==== Provided records

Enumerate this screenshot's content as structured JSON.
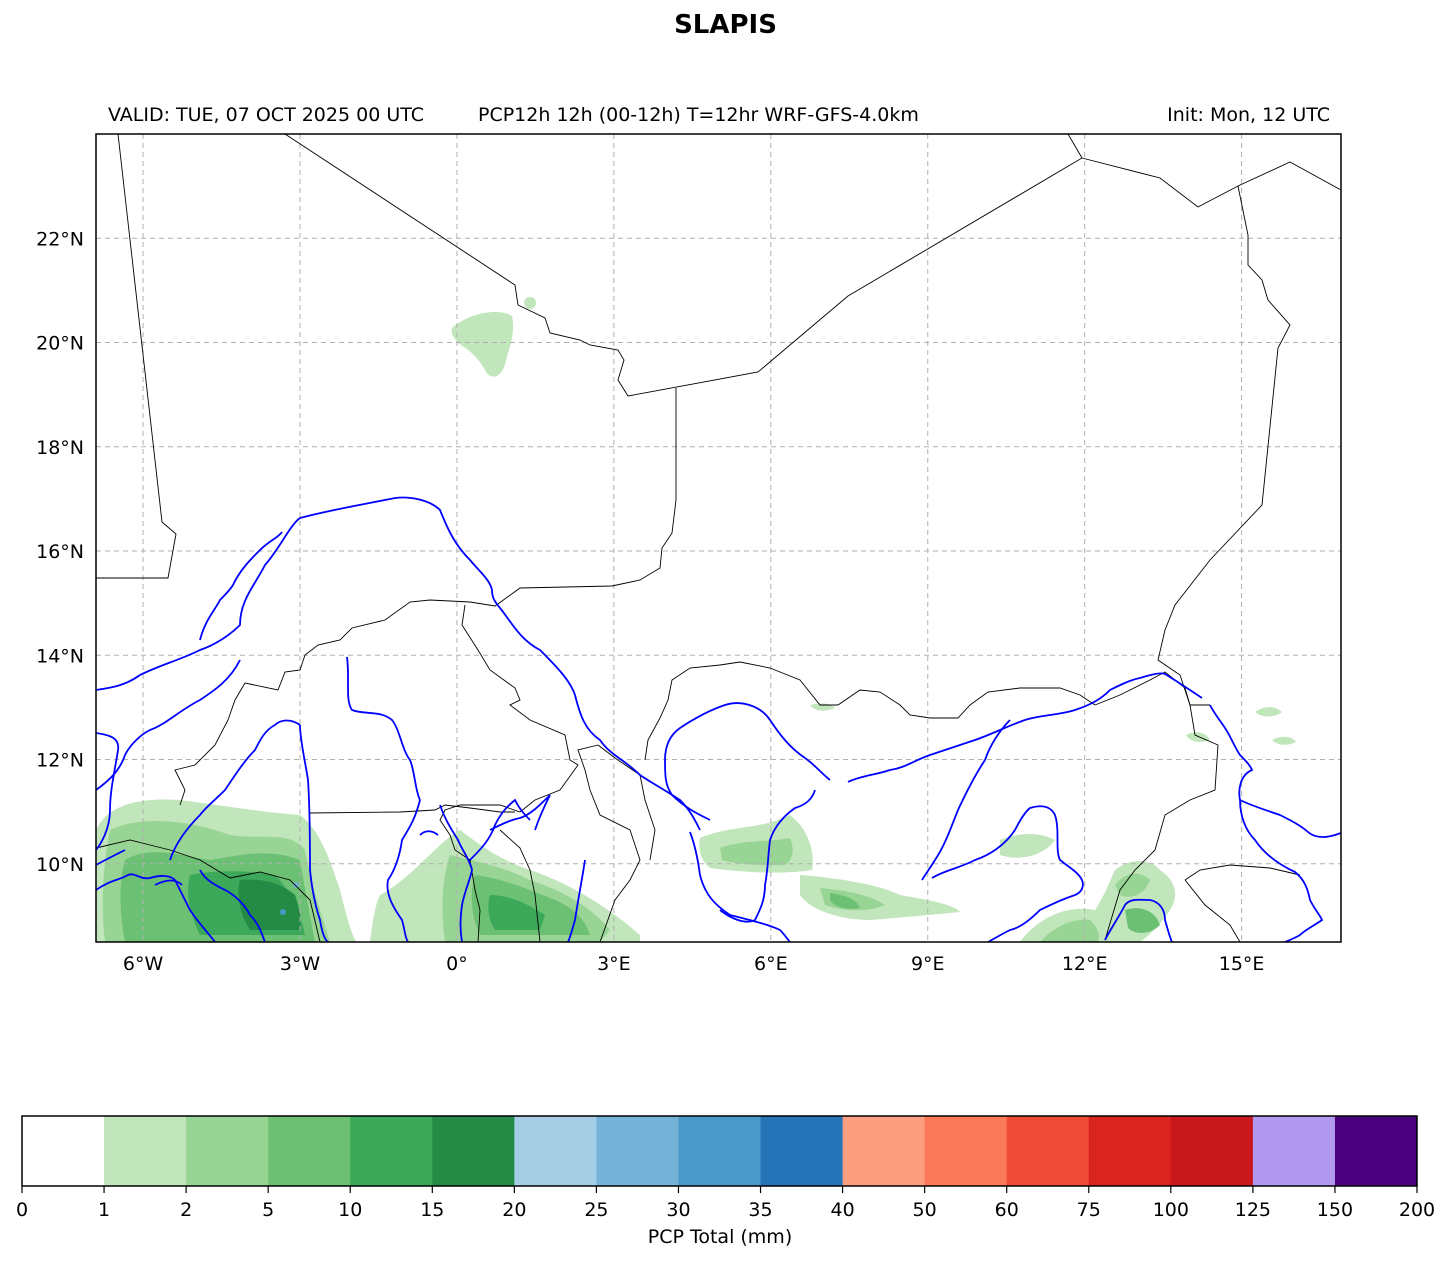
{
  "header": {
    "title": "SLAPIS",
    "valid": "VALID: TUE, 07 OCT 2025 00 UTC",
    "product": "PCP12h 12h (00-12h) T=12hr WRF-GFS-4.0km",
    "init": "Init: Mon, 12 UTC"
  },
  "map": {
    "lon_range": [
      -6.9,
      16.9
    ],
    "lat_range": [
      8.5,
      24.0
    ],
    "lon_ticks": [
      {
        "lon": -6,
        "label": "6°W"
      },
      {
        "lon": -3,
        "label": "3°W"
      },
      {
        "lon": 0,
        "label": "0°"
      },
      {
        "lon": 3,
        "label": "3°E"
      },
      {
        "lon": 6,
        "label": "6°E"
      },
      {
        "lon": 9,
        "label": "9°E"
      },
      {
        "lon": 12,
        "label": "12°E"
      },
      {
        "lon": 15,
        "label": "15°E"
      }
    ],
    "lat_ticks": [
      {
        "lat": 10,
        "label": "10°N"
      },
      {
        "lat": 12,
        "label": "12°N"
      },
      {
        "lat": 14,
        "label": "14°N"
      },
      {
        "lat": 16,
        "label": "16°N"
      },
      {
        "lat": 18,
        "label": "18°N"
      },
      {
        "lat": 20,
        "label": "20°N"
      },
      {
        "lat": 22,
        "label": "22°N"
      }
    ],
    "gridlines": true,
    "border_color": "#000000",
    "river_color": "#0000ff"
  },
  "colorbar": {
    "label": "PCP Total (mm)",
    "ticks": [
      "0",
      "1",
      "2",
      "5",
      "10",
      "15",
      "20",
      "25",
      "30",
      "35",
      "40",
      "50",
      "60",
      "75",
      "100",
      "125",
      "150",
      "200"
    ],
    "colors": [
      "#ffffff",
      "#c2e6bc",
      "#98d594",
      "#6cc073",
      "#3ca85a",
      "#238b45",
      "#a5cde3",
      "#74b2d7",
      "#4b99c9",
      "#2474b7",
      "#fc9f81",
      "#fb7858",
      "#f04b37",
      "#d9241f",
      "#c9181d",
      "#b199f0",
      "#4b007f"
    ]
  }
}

========

Job | Copy out each line word for word, please, skipping the images.

Answer in full |
Enumerate this screenshot's content as structured JSON.
{
  "header": {
    "title": "SLAPIS",
    "valid": "VALID: TUE, 07 OCT 2025 00 UTC",
    "product": "PCP12h 12h (00-12h) T=12hr WRF-GFS-4.0km",
    "init": "Init: Mon, 12 UTC"
  },
  "map": {
    "lon_range": [
      -6.9,
      16.9
    ],
    "lat_range": [
      8.5,
      24.0
    ],
    "lon_ticks": [
      {
        "lon": -6,
        "label": "6°W"
      },
      {
        "lon": -3,
        "label": "3°W"
      },
      {
        "lon": 0,
        "label": "0°"
      },
      {
        "lon": 3,
        "label": "3°E"
      },
      {
        "lon": 6,
        "label": "6°E"
      },
      {
        "lon": 9,
        "label": "9°E"
      },
      {
        "lon": 12,
        "label": "12°E"
      },
      {
        "lon": 15,
        "label": "15°E"
      }
    ],
    "lat_ticks": [
      {
        "lat": 10,
        "label": "10°N"
      },
      {
        "lat": 12,
        "label": "12°N"
      },
      {
        "lat": 14,
        "label": "14°N"
      },
      {
        "lat": 16,
        "label": "16°N"
      },
      {
        "lat": 18,
        "label": "18°N"
      },
      {
        "lat": 20,
        "label": "20°N"
      },
      {
        "lat": 22,
        "label": "22°N"
      }
    ],
    "gridlines": true,
    "border_color": "#000000",
    "river_color": "#0000ff"
  },
  "colorbar": {
    "label": "PCP Total (mm)",
    "ticks": [
      "0",
      "1",
      "2",
      "5",
      "10",
      "15",
      "20",
      "25",
      "30",
      "35",
      "40",
      "50",
      "60",
      "75",
      "100",
      "125",
      "150",
      "200"
    ],
    "colors": [
      "#ffffff",
      "#c2e6bc",
      "#98d594",
      "#6cc073",
      "#3ca85a",
      "#238b45",
      "#a5cde3",
      "#74b2d7",
      "#4b99c9",
      "#2474b7",
      "#fc9f81",
      "#fb7858",
      "#f04b37",
      "#d9241f",
      "#c9181d",
      "#b199f0",
      "#4b007f"
    ]
  }
}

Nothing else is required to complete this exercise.